## RECORDS SUPPLIED
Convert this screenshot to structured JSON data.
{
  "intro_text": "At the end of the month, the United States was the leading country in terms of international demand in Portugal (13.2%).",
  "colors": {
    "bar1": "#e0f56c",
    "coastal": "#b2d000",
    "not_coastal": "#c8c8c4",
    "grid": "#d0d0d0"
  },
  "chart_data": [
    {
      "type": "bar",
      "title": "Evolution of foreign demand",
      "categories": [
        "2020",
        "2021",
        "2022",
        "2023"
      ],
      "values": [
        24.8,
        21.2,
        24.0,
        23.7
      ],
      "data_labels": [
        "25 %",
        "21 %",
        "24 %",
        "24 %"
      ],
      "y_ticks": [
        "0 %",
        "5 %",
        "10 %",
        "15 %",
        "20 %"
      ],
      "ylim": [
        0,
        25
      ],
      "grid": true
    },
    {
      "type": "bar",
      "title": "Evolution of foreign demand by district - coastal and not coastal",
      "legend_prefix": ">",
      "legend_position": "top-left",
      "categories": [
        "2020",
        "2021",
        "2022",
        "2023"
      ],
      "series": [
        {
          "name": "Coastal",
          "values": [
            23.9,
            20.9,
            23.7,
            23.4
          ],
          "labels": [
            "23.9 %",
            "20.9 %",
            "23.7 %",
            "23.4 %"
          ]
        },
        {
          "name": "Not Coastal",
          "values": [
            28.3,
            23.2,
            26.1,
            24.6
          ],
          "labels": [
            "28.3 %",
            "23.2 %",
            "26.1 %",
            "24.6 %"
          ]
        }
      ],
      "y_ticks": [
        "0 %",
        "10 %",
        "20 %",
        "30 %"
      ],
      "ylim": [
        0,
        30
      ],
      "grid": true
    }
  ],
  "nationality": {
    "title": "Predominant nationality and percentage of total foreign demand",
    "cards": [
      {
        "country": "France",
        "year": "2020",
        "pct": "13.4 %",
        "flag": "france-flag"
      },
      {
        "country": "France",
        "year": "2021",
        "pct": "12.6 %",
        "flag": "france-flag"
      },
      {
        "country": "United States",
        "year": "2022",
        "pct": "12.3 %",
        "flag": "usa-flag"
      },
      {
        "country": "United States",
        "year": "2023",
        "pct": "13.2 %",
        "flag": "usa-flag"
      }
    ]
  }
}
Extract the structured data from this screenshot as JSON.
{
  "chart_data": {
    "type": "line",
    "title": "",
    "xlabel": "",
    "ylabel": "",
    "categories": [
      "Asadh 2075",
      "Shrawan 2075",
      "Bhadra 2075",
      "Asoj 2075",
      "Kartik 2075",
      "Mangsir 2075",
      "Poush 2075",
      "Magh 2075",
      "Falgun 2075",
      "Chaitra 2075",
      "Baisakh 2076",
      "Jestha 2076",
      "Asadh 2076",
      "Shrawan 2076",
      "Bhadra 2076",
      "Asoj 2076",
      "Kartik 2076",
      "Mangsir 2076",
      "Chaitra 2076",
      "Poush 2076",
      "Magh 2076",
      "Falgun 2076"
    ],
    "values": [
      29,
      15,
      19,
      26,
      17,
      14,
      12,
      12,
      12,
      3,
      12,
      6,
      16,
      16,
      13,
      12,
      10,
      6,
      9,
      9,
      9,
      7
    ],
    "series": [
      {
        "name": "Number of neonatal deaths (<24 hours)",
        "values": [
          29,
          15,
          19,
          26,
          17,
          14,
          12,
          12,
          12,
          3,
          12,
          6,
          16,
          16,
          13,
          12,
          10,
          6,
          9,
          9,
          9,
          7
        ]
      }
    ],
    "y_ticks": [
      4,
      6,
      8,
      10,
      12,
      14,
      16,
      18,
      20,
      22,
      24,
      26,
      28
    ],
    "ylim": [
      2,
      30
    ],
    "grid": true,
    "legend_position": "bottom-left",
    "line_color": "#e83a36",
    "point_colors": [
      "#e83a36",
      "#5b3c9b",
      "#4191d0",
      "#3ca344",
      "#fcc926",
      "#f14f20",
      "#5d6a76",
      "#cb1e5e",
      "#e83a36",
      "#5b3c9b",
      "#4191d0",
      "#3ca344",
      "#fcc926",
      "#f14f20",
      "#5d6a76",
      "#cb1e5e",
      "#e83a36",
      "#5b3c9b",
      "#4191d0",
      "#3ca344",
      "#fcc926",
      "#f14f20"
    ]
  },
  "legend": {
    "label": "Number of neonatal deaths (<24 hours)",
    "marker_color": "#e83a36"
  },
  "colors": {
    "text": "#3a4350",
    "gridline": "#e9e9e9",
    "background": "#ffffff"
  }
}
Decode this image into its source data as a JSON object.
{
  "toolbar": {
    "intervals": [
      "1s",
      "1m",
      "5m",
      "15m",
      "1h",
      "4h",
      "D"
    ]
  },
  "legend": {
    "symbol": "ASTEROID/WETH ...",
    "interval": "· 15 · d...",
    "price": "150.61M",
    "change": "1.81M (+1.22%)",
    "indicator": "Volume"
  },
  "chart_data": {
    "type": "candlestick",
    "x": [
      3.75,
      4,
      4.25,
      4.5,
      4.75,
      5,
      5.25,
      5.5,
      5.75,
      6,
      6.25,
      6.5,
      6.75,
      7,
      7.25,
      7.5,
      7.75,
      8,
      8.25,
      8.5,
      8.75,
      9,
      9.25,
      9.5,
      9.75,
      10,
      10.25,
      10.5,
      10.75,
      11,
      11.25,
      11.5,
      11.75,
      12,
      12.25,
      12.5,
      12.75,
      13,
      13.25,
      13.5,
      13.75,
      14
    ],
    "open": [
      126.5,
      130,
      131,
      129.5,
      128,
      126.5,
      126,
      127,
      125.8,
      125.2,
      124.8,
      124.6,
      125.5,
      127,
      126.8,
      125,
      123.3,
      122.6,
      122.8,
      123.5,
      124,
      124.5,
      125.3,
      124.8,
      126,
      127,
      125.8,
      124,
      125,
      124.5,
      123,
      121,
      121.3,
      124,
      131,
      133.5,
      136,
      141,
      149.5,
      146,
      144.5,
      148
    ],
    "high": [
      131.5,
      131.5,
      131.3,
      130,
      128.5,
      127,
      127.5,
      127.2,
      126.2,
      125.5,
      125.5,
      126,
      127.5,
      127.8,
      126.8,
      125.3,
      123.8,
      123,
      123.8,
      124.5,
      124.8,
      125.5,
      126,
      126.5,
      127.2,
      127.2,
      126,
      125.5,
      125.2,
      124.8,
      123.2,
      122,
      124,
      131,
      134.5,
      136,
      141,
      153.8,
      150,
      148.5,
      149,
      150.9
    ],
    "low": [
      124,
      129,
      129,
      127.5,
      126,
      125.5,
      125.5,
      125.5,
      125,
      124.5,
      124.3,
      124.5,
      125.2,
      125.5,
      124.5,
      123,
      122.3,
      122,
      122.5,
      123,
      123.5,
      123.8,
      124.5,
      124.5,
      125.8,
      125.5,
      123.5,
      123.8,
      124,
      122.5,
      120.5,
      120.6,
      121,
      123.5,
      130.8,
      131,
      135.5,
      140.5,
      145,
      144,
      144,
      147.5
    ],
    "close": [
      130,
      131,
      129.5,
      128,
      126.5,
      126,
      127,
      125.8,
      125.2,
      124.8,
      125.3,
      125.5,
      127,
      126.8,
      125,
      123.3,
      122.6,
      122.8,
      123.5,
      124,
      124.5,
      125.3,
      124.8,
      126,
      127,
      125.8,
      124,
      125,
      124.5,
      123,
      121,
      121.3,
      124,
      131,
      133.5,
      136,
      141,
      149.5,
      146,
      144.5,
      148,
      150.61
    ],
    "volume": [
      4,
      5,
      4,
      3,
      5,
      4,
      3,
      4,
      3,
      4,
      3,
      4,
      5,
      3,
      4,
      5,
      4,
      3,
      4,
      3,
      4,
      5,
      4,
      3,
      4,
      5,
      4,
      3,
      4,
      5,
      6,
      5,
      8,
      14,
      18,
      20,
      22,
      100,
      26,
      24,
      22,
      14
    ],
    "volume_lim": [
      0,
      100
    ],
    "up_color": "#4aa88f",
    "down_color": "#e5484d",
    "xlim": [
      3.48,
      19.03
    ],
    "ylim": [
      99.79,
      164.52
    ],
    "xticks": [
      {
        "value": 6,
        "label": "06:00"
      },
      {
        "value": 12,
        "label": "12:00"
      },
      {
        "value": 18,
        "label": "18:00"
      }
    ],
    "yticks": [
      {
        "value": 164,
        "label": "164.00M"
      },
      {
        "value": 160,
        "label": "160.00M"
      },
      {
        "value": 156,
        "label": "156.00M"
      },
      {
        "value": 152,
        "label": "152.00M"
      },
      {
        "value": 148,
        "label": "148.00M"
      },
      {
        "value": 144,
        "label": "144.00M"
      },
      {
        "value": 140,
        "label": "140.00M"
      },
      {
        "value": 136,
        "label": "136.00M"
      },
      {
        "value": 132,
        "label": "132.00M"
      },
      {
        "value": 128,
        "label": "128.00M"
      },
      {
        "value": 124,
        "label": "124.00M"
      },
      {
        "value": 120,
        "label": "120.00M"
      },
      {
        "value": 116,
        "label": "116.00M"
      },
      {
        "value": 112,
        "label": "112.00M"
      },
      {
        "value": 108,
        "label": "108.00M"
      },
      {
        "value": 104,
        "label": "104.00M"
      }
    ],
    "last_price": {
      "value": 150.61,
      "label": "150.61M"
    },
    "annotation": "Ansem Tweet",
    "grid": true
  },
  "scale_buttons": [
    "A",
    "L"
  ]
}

## DIRECTIVE
In the listing, find every line containing the word "values" and list it.

## RESPONSE TO THE EXERCISE
      "values": [
          "values": [
          "values": [
    "values": [
        "values": [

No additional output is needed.